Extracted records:
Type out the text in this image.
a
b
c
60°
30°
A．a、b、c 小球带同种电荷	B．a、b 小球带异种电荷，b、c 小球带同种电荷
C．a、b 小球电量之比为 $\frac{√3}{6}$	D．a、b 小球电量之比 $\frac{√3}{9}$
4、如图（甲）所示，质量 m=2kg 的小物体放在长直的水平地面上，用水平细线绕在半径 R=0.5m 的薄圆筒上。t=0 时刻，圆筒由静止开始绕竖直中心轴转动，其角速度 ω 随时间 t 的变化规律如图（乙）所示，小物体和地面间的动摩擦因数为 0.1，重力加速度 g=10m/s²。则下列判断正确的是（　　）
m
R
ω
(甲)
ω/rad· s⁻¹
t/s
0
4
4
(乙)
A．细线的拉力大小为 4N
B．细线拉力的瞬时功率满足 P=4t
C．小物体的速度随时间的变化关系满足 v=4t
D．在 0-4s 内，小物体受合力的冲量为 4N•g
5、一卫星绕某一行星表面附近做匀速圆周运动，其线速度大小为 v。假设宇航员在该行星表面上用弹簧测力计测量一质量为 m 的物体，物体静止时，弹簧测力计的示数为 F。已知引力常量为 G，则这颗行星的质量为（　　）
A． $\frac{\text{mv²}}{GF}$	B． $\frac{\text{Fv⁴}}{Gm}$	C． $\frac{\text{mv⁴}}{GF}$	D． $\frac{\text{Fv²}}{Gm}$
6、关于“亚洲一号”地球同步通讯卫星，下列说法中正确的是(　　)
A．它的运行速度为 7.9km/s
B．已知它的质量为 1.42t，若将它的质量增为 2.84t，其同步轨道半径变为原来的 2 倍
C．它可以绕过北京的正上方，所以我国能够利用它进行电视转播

_Work required_
Please restate the records in full, word for word.

_Task result_
Type out the text in this image.
a
b
c
60°
30°
A．a、b、c 小球带同种电荷	B．a、b 小球带异种电荷，b、c 小球带同种电荷
C．a、b 小球电量之比为 $\frac{√3}{6}$	D．a、b 小球电量之比 $\frac{√3}{9}$
4、如图（甲）所示，质量 m=2kg 的小物体放在长直的水平地面上，用水平细线绕在半径 R=0.5m 的薄圆筒上。t=0 时刻，圆筒由静止开始绕竖直中心轴转动，其角速度 ω 随时间 t 的变化规律如图（乙）所示，小物体和地面间的动摩擦因数为 0.1，重力加速度 g=10m/s²。则下列判断正确的是（　　）
m
R
ω
(甲)
ω/rad· s⁻¹
t/s
0
4
4
(乙)
A．细线的拉力大小为 4N
B．细线拉力的瞬时功率满足 P=4t
C．小物体的速度随时间的变化关系满足 v=4t
D．在 0-4s 内，小物体受合力的冲量为 4N•g
5、一卫星绕某一行星表面附近做匀速圆周运动，其线速度大小为 v。假设宇航员在该行星表面上用弹簧测力计测量一质量为 m 的物体，物体静止时，弹簧测力计的示数为 F。已知引力常量为 G，则这颗行星的质量为（　　）
A． $\frac{\text{mv²}}{GF}$	B． $\frac{\text{Fv⁴}}{Gm}$	C． $\frac{\text{mv⁴}}{GF}$	D． $\frac{\text{Fv²}}{Gm}$
6、关于“亚洲一号”地球同步通讯卫星，下列说法中正确的是(　　)
A．它的运行速度为 7.9km/s
B．已知它的质量为 1.42t，若将它的质量增为 2.84t，其同步轨道半径变为原来的 2 倍
C．它可以绕过北京的正上方，所以我国能够利用它进行电视转播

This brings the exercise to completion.